-- Exercise description --
Copy out all the entries exactly.

-- Material --
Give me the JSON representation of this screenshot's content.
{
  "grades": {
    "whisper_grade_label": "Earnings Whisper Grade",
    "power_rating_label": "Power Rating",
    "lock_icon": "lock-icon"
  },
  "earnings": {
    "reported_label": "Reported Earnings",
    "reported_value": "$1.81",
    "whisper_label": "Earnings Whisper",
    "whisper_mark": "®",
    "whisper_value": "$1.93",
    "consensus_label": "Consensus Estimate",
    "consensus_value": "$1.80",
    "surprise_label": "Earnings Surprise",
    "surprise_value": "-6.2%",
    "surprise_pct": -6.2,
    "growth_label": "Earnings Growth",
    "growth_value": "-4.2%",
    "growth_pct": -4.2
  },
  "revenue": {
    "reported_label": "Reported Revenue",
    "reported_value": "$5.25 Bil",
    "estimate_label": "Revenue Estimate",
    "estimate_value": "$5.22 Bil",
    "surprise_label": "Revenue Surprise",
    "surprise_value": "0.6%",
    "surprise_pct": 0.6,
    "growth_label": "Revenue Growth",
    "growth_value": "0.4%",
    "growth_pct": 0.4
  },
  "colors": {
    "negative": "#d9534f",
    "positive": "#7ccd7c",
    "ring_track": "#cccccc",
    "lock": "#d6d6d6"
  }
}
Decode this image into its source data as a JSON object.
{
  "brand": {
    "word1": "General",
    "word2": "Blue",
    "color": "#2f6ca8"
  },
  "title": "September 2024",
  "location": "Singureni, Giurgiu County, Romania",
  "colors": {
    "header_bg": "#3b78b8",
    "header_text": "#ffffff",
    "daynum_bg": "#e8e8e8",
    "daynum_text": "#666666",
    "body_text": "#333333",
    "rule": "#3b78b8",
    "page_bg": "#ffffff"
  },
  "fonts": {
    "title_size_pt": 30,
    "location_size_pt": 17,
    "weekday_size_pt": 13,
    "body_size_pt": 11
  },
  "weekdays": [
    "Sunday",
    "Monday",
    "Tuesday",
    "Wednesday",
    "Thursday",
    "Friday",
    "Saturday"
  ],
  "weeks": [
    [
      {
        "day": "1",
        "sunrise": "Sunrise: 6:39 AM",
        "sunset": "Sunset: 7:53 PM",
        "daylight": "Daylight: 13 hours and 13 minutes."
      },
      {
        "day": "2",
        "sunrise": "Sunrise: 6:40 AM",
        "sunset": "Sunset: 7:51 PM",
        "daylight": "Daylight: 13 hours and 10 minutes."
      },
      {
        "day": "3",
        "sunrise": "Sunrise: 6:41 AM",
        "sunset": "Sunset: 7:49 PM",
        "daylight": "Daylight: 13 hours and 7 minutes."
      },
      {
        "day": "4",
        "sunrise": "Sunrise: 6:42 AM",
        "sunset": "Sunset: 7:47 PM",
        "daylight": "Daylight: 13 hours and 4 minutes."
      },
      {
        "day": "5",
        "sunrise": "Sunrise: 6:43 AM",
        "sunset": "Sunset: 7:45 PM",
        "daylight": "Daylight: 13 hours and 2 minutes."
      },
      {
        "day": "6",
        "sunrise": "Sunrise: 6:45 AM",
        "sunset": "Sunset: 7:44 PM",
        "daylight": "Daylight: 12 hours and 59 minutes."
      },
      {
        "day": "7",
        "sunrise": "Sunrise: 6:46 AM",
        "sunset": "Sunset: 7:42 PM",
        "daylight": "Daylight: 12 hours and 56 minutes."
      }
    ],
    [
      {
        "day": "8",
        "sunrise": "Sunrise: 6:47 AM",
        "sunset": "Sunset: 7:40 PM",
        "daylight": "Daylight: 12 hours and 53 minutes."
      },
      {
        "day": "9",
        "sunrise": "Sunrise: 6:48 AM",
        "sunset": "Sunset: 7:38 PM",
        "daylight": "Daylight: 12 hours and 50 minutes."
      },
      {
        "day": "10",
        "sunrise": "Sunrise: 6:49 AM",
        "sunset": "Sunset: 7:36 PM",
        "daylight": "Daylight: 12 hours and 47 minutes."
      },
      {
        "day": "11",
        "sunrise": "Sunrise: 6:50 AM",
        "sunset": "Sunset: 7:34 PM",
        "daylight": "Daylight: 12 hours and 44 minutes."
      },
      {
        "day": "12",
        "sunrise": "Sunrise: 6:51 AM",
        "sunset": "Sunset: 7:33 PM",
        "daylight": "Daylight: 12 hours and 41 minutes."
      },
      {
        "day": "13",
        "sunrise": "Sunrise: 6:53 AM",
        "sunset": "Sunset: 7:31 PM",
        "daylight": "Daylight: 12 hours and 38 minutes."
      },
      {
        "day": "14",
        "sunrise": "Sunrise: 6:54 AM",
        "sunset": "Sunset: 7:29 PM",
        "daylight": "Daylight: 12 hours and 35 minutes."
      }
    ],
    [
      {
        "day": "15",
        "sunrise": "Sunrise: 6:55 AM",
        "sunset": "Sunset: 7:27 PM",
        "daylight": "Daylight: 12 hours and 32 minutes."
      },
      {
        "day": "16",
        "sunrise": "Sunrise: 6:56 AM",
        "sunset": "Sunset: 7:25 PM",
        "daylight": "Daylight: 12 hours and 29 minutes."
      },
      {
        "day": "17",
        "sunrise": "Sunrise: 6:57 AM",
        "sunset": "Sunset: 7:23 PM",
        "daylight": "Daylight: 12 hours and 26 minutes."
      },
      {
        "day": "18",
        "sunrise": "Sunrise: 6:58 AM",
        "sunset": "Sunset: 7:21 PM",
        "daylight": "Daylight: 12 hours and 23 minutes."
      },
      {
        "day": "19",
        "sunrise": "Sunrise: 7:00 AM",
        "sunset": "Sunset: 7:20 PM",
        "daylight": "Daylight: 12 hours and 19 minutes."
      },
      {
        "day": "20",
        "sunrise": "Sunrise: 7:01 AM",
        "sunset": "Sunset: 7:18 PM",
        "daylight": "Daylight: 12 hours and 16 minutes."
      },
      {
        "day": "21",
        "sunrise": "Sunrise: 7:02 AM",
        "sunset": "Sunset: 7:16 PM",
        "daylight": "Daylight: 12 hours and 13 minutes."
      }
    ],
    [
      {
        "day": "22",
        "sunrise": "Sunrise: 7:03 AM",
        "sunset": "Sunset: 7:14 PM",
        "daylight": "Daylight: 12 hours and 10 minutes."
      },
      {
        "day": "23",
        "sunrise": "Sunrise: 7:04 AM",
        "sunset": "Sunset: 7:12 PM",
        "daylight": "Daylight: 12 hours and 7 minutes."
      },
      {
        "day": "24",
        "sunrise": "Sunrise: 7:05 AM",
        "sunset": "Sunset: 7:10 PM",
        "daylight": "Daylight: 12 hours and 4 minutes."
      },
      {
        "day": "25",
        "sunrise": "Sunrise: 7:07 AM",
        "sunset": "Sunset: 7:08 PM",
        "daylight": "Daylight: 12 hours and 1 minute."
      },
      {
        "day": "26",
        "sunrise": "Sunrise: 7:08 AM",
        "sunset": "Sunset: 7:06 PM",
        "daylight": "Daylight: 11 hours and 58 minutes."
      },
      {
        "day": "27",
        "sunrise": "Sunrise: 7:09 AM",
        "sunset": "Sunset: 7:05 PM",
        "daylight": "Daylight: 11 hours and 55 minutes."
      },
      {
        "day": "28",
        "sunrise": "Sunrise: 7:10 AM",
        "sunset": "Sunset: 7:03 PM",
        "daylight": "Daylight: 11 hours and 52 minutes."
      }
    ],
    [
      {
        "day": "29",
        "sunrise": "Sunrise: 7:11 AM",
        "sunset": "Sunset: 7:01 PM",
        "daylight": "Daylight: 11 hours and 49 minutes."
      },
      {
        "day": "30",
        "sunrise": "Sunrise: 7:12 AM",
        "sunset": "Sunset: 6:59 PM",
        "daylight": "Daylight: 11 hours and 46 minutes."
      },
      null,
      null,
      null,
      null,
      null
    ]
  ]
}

-- Answer to the task --
Give me the JSON representation of this screenshot's content.
{
  "grades": {
    "whisper_grade_label": "Earnings Whisper Grade",
    "power_rating_label": "Power Rating",
    "lock_icon": "lock-icon"
  },
  "earnings": {
    "reported_label": "Reported Earnings",
    "reported_value": "$1.81",
    "whisper_label": "Earnings Whisper",
    "whisper_mark": "®",
    "whisper_value": "$1.93",
    "consensus_label": "Consensus Estimate",
    "consensus_value": "$1.80",
    "surprise_label": "Earnings Surprise",
    "surprise_value": "-6.2%",
    "surprise_pct": -6.2,
    "growth_label": "Earnings Growth",
    "growth_value": "-4.2%",
    "growth_pct": -4.2
  },
  "revenue": {
    "reported_label": "Reported Revenue",
    "reported_value": "$5.25 Bil",
    "estimate_label": "Revenue Estimate",
    "estimate_value": "$5.22 Bil",
    "surprise_label": "Revenue Surprise",
    "surprise_value": "0.6%",
    "surprise_pct": 0.6,
    "growth_label": "Revenue Growth",
    "growth_value": "0.4%",
    "growth_pct": 0.4
  },
  "colors": {
    "negative": "#d9534f",
    "positive": "#7ccd7c",
    "ring_track": "#cccccc",
    "lock": "#d6d6d6"
  }
}
Decode this image into its source data as a JSON object.
{
  "brand": {
    "word1": "General",
    "word2": "Blue",
    "color": "#2f6ca8"
  },
  "title": "September 2024",
  "location": "Singureni, Giurgiu County, Romania",
  "colors": {
    "header_bg": "#3b78b8",
    "header_text": "#ffffff",
    "daynum_bg": "#e8e8e8",
    "daynum_text": "#666666",
    "body_text": "#333333",
    "rule": "#3b78b8",
    "page_bg": "#ffffff"
  },
  "fonts": {
    "title_size_pt": 30,
    "location_size_pt": 17,
    "weekday_size_pt": 13,
    "body_size_pt": 11
  },
  "weekdays": [
    "Sunday",
    "Monday",
    "Tuesday",
    "Wednesday",
    "Thursday",
    "Friday",
    "Saturday"
  ],
  "weeks": [
    [
      {
        "day": "1",
        "sunrise": "Sunrise: 6:39 AM",
        "sunset": "Sunset: 7:53 PM",
        "daylight": "Daylight: 13 hours and 13 minutes."
      },
      {
        "day": "2",
        "sunrise": "Sunrise: 6:40 AM",
        "sunset": "Sunset: 7:51 PM",
        "daylight": "Daylight: 13 hours and 10 minutes."
      },
      {
        "day": "3",
        "sunrise": "Sunrise: 6:41 AM",
        "sunset": "Sunset: 7:49 PM",
        "daylight": "Daylight: 13 hours and 7 minutes."
      },
      {
        "day": "4",
        "sunrise": "Sunrise: 6:42 AM",
        "sunset": "Sunset: 7:47 PM",
        "daylight": "Daylight: 13 hours and 4 minutes."
      },
      {
        "day": "5",
        "sunrise": "Sunrise: 6:43 AM",
        "sunset": "Sunset: 7:45 PM",
        "daylight": "Daylight: 13 hours and 2 minutes."
      },
      {
        "day": "6",
        "sunrise": "Sunrise: 6:45 AM",
        "sunset": "Sunset: 7:44 PM",
        "daylight": "Daylight: 12 hours and 59 minutes."
      },
      {
        "day": "7",
        "sunrise": "Sunrise: 6:46 AM",
        "sunset": "Sunset: 7:42 PM",
        "daylight": "Daylight: 12 hours and 56 minutes."
      }
    ],
    [
      {
        "day": "8",
        "sunrise": "Sunrise: 6:47 AM",
        "sunset": "Sunset: 7:40 PM",
        "daylight": "Daylight: 12 hours and 53 minutes."
      },
      {
        "day": "9",
        "sunrise": "Sunrise: 6:48 AM",
        "sunset": "Sunset: 7:38 PM",
        "daylight": "Daylight: 12 hours and 50 minutes."
      },
      {
        "day": "10",
        "sunrise": "Sunrise: 6:49 AM",
        "sunset": "Sunset: 7:36 PM",
        "daylight": "Daylight: 12 hours and 47 minutes."
      },
      {
        "day": "11",
        "sunrise": "Sunrise: 6:50 AM",
        "sunset": "Sunset: 7:34 PM",
        "daylight": "Daylight: 12 hours and 44 minutes."
      },
      {
        "day": "12",
        "sunrise": "Sunrise: 6:51 AM",
        "sunset": "Sunset: 7:33 PM",
        "daylight": "Daylight: 12 hours and 41 minutes."
      },
      {
        "day": "13",
        "sunrise": "Sunrise: 6:53 AM",
        "sunset": "Sunset: 7:31 PM",
        "daylight": "Daylight: 12 hours and 38 minutes."
      },
      {
        "day": "14",
        "sunrise": "Sunrise: 6:54 AM",
        "sunset": "Sunset: 7:29 PM",
        "daylight": "Daylight: 12 hours and 35 minutes."
      }
    ],
    [
      {
        "day": "15",
        "sunrise": "Sunrise: 6:55 AM",
        "sunset": "Sunset: 7:27 PM",
        "daylight": "Daylight: 12 hours and 32 minutes."
      },
      {
        "day": "16",
        "sunrise": "Sunrise: 6:56 AM",
        "sunset": "Sunset: 7:25 PM",
        "daylight": "Daylight: 12 hours and 29 minutes."
      },
      {
        "day": "17",
        "sunrise": "Sunrise: 6:57 AM",
        "sunset": "Sunset: 7:23 PM",
        "daylight": "Daylight: 12 hours and 26 minutes."
      },
      {
        "day": "18",
        "sunrise": "Sunrise: 6:58 AM",
        "sunset": "Sunset: 7:21 PM",
        "daylight": "Daylight: 12 hours and 23 minutes."
      },
      {
        "day": "19",
        "sunrise": "Sunrise: 7:00 AM",
        "sunset": "Sunset: 7:20 PM",
        "daylight": "Daylight: 12 hours and 19 minutes."
      },
      {
        "day": "20",
        "sunrise": "Sunrise: 7:01 AM",
        "sunset": "Sunset: 7:18 PM",
        "daylight": "Daylight: 12 hours and 16 minutes."
      },
      {
        "day": "21",
        "sunrise": "Sunrise: 7:02 AM",
        "sunset": "Sunset: 7:16 PM",
        "daylight": "Daylight: 12 hours and 13 minutes."
      }
    ],
    [
      {
        "day": "22",
        "sunrise": "Sunrise: 7:03 AM",
        "sunset": "Sunset: 7:14 PM",
        "daylight": "Daylight: 12 hours and 10 minutes."
      },
      {
        "day": "23",
        "sunrise": "Sunrise: 7:04 AM",
        "sunset": "Sunset: 7:12 PM",
        "daylight": "Daylight: 12 hours and 7 minutes."
      },
      {
        "day": "24",
        "sunrise": "Sunrise: 7:05 AM",
        "sunset": "Sunset: 7:10 PM",
        "daylight": "Daylight: 12 hours and 4 minutes."
      },
      {
        "day": "25",
        "sunrise": "Sunrise: 7:07 AM",
        "sunset": "Sunset: 7:08 PM",
        "daylight": "Daylight: 12 hours and 1 minute."
      },
      {
        "day": "26",
        "sunrise": "Sunrise: 7:08 AM",
        "sunset": "Sunset: 7:06 PM",
        "daylight": "Daylight: 11 hours and 58 minutes."
      },
      {
        "day": "27",
        "sunrise": "Sunrise: 7:09 AM",
        "sunset": "Sunset: 7:05 PM",
        "daylight": "Daylight: 11 hours and 55 minutes."
      },
      {
        "day": "28",
        "sunrise": "Sunrise: 7:10 AM",
        "sunset": "Sunset: 7:03 PM",
        "daylight": "Daylight: 11 hours and 52 minutes."
      }
    ],
    [
      {
        "day": "29",
        "sunrise": "Sunrise: 7:11 AM",
        "sunset": "Sunset: 7:01 PM",
        "daylight": "Daylight: 11 hours and 49 minutes."
      },
      {
        "day": "30",
        "sunrise": "Sunrise: 7:12 AM",
        "sunset": "Sunset: 6:59 PM",
        "daylight": "Daylight: 11 hours and 46 minutes."
      },
      null,
      null,
      null,
      null,
      null
    ]
  ]
}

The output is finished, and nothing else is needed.